Excerpt provided:
= Beginning of Section =
- Feature on the film in The Daily Film Renter (4 July 1940)
- Directed by: Maclean Rogers
- Written by: Kathleen Butler H.F. Maltby Maclean Rogers
- Produced by: Ernest Gartside Hugh Perceval
- Starring: Barry Lupino Nancy O'Neil H.F. Maltby
- Cinematography: Geoffrey Faithfull
- Music by: Percival Mackey
- Production company: Signet Films
- Distributed by: Butcher's Film Service
- Release date: 19 October 1940;
- Running time: 64 minutes
- Country: United Kingdom
- Language: English

= Garrison Follies =

1940 British film by Maclean Rogers

Garrison Follies is a 1940 British comedy musical revue film directed by Maclean Rogers and starring Barry Lupino, Nancy O'Neil and H.F. Maltby. It was written by Kathleen Butler, Maltby and Rogers.

== Plot ==
Major Hall-Vett, pulled out of retirement, takes over as temporary commandant of the RAF's Rashminster aerodrome and arranges a civilian concert party and "water carnival." Problems arise when he realises there is no water available. His attempts to fix the situation only make matters worse, as he mistakenly summons military tanks instead of water tanks. The various disasters are finally resolved in a cheerful musical conclusion.
= End of Section =
Task brief: In the Garrison Follies article above, rewrite everything from "1940 British film" down to "cheerful musical conclusion.", changing "aerodrome" to "airfield".

Dataset:
= Beginning of Section =
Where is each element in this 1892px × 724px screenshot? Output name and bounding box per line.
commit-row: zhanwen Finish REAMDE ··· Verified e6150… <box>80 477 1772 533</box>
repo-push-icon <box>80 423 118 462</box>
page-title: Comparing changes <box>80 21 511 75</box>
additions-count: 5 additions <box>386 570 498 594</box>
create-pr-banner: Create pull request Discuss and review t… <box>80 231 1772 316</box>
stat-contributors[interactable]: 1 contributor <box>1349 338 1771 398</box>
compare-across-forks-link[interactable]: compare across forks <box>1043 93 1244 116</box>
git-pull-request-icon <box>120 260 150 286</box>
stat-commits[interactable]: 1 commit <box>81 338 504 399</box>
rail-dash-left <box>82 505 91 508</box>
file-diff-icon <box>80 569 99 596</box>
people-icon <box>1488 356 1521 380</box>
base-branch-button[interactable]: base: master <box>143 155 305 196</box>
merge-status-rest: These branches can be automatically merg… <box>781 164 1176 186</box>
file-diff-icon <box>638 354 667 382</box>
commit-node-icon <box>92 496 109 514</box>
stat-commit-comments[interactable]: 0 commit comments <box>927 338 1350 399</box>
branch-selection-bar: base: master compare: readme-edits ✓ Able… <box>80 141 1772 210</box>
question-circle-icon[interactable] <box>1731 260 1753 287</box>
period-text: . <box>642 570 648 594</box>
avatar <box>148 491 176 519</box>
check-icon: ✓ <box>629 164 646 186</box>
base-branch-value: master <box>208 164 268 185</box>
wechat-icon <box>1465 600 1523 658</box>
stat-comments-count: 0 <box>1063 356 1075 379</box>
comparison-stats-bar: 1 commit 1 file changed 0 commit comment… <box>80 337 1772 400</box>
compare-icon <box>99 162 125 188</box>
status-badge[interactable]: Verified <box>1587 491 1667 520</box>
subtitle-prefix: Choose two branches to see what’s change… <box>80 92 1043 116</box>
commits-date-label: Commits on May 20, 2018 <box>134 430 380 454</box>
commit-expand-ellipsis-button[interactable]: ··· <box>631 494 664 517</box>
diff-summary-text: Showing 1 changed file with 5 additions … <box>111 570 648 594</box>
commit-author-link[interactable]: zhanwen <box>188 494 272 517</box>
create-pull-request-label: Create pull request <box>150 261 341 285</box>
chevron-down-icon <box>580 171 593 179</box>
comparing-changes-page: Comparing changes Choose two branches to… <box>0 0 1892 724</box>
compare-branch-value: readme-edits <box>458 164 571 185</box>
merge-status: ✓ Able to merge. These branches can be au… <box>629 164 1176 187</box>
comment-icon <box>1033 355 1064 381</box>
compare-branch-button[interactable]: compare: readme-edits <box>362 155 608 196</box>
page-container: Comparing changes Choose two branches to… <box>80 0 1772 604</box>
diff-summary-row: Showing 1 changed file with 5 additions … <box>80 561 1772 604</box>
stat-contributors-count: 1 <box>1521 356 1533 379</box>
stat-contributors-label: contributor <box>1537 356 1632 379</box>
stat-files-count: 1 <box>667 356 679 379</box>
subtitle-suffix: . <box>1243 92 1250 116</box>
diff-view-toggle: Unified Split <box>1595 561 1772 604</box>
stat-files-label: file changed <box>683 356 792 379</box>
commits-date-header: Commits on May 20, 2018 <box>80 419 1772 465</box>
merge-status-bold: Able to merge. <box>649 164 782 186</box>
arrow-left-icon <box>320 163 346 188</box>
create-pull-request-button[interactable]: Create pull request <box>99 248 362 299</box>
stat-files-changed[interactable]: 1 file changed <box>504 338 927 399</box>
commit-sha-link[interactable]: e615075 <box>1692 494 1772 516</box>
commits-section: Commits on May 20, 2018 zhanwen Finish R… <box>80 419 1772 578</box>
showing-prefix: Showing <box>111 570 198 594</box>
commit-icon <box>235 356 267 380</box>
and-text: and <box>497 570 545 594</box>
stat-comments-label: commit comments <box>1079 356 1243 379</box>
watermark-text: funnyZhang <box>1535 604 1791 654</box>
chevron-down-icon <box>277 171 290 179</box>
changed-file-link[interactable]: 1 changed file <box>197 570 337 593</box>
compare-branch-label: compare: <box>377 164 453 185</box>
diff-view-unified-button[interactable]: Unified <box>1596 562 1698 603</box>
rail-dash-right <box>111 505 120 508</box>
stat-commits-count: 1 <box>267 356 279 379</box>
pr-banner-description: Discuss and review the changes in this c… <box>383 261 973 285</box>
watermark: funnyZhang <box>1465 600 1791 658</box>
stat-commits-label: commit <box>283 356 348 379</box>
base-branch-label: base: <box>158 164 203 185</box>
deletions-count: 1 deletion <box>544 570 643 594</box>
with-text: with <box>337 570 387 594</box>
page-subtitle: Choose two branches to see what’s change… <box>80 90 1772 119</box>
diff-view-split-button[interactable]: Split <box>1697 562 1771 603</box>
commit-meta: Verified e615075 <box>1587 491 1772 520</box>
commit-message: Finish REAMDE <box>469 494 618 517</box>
= End of Section =
Result for this exercise:
1940 British film by Maclean Rogers

Garrison Follies is a 1940 British comedy musical revue film directed by Maclean Rogers and starring Barry Lupino, Nancy O'Neil and H.F. Maltby. It was written by Kathleen Butler, Maltby and Rogers.

== Plot ==
Major Hall-Vett, pulled out of retirement, takes over as temporary commandant of the RAF's Rashminster airfield and arranges a civilian concert party and "water carnival." Problems arise when he realises there is no water available. His attempts to fix the situation only make matters worse, as he mistakenly summons military tanks instead of water tanks. The various disasters are finally resolved in a cheerful musical conclusion.